===== Records for processing =====
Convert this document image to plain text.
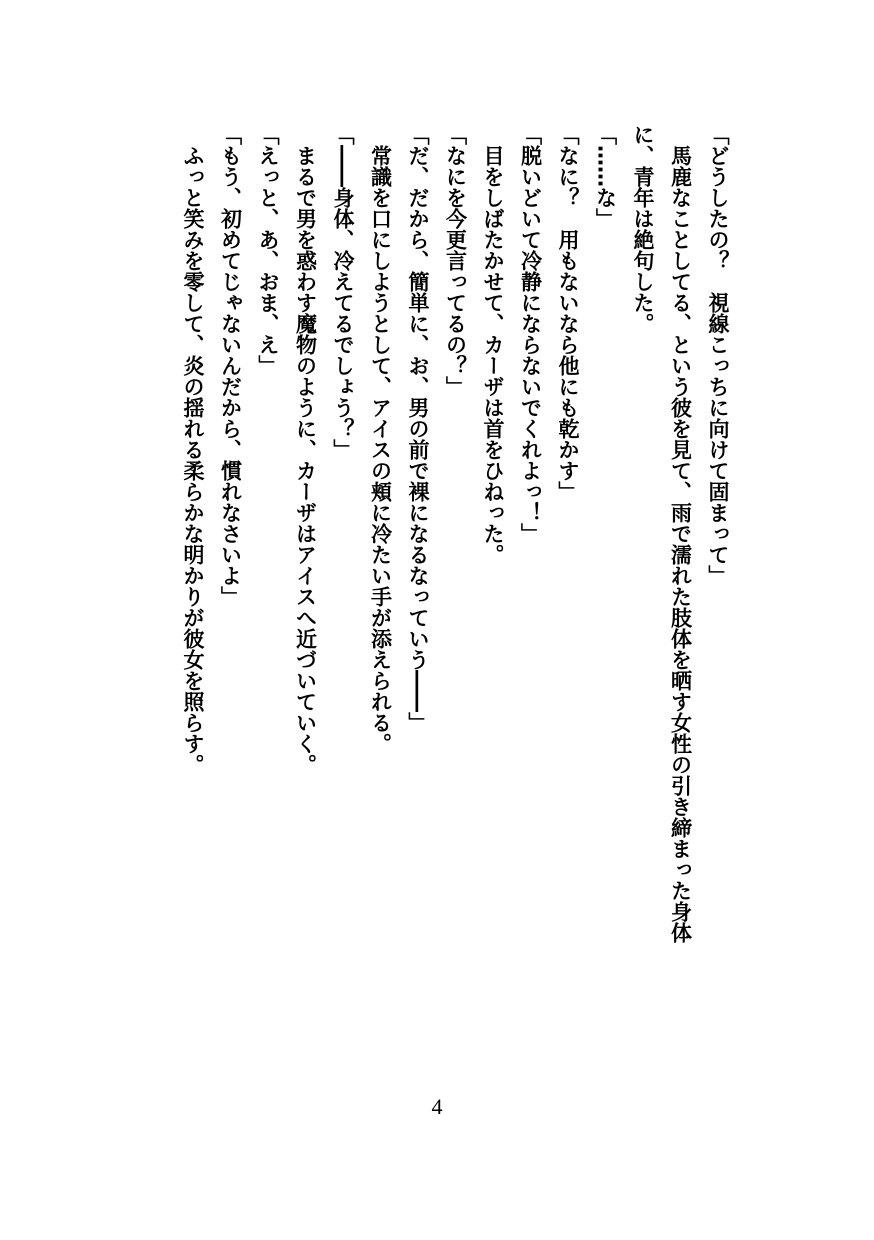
「どうしたの？　視線こっちに向けて固まって」

　馬鹿なことしてる、という彼を見て、雨で濡れた肢体を晒す女性の引き締まった身体

に、青年は絶句した。

「……な」

「なに？　用もないなら他にも乾かす」

「脱いどいて冷静にならないでくれよっ！」

　目をしばたかせて、カーザは首をひねった。

「なにを今更言ってるの？」

「だ、だから、簡単に、お、男の前で裸になるなっていう――」

　常識を口にしようとして、アイスの頬に冷たい手が添えられる。

「――身体、冷えてるでしょう？」

　まるで男を惑わす魔物のように、カーザはアイスへ近づいていく。

「えっと、あ、おま、え」

「もう、初めてじゃないんだから、慣れなさいよ」

　ふっと笑みを零して、炎の揺れる柔らかな明かりが彼女を照らす。

4
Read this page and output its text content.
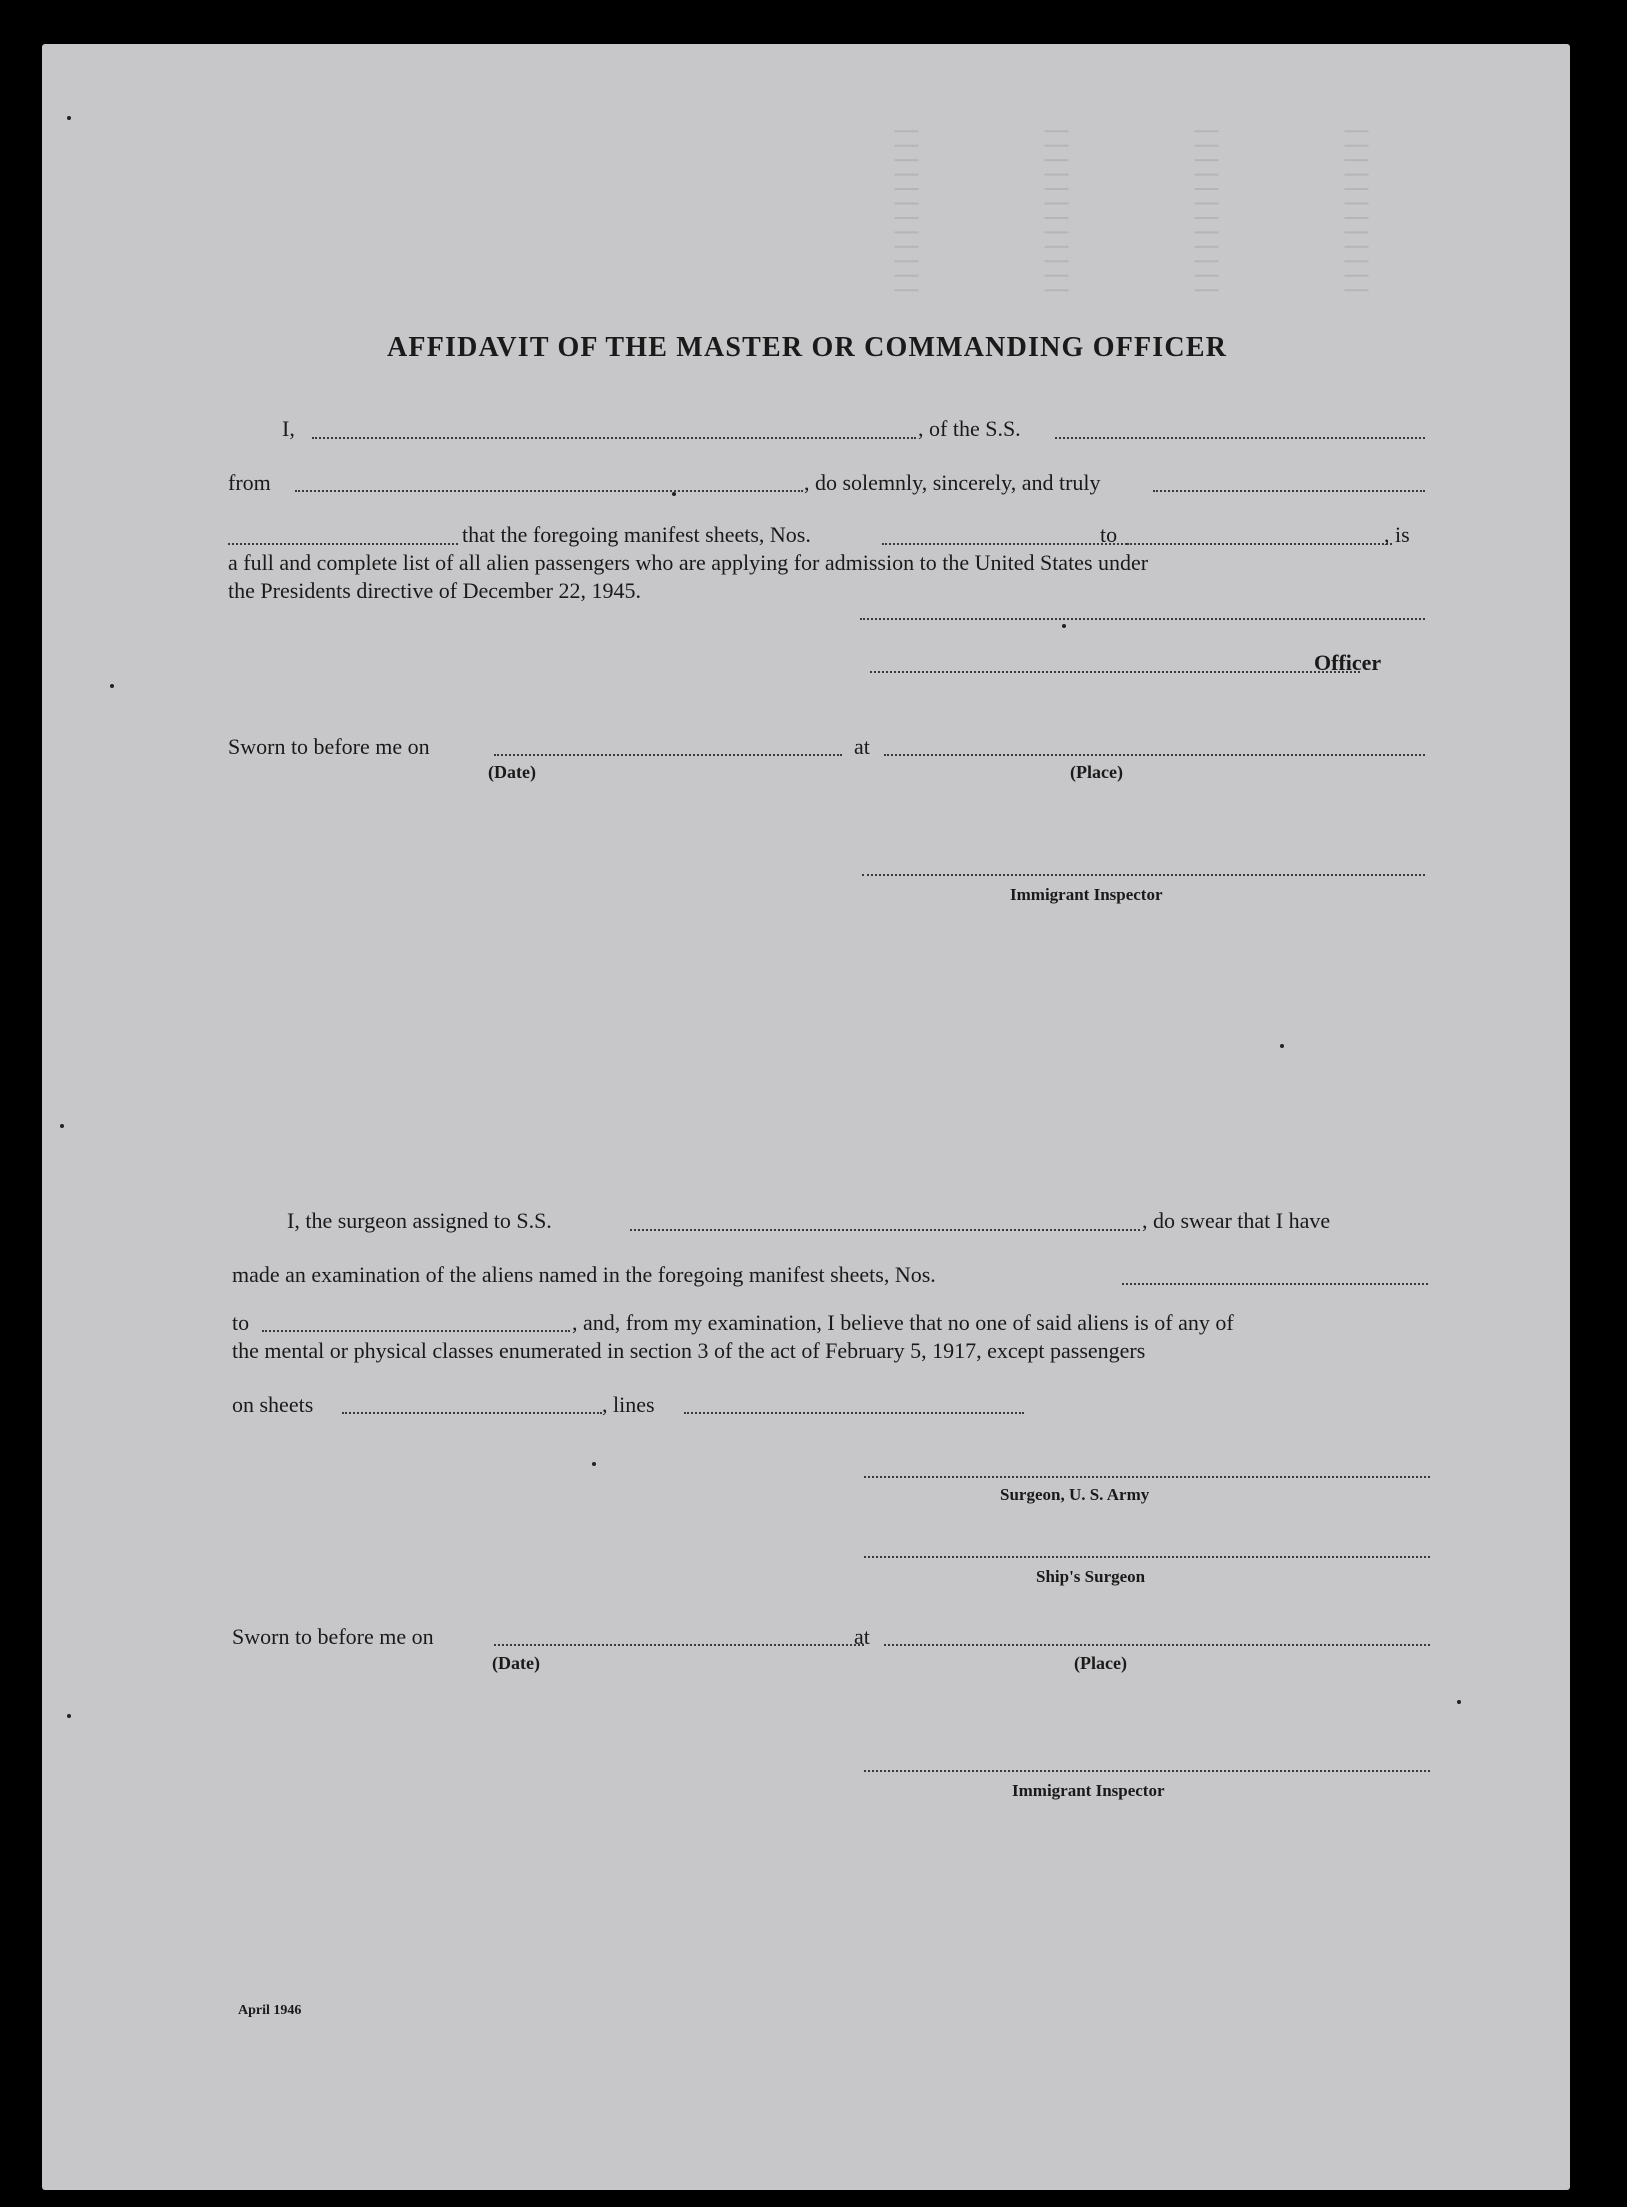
||||||||||||
||||||||||||
||||||||||||
||||||||||||
AFFIDAVIT OF THE MASTER OR COMMANDING OFFICER
I,	, of the S.S.
from	, do solemnly, sincerely, and truly
that the foregoing manifest sheets, Nos.	to	, is
a full and complete list of all alien passengers who are applying for admission to the United States under
the Presidents directive of December 22, 1945.
Officer
Sworn to before me on	at
(Date)	(Place)
Immigrant Inspector
I, the surgeon assigned to S.S.	, do swear that I have
made an examination of the aliens named in the foregoing manifest sheets, Nos.
to	, and, from my examination, I believe that no one of said aliens is of any of
the mental or physical classes enumerated in section 3 of the act of February 5, 1917, except passengers
on sheets	, lines
Surgeon, U. S. Army
Ship's Surgeon
Sworn to before me on	at
(Date)	(Place)
Immigrant Inspector
April 1946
=====
■ Written exercise
Look through the data and gather every line with the string "sheets" in it.

■ Task solution
that the foregoing manifest sheets, Nos.	to	, is
made an examination of the aliens named in the foregoing manifest sheets, Nos.
on sheets	, lines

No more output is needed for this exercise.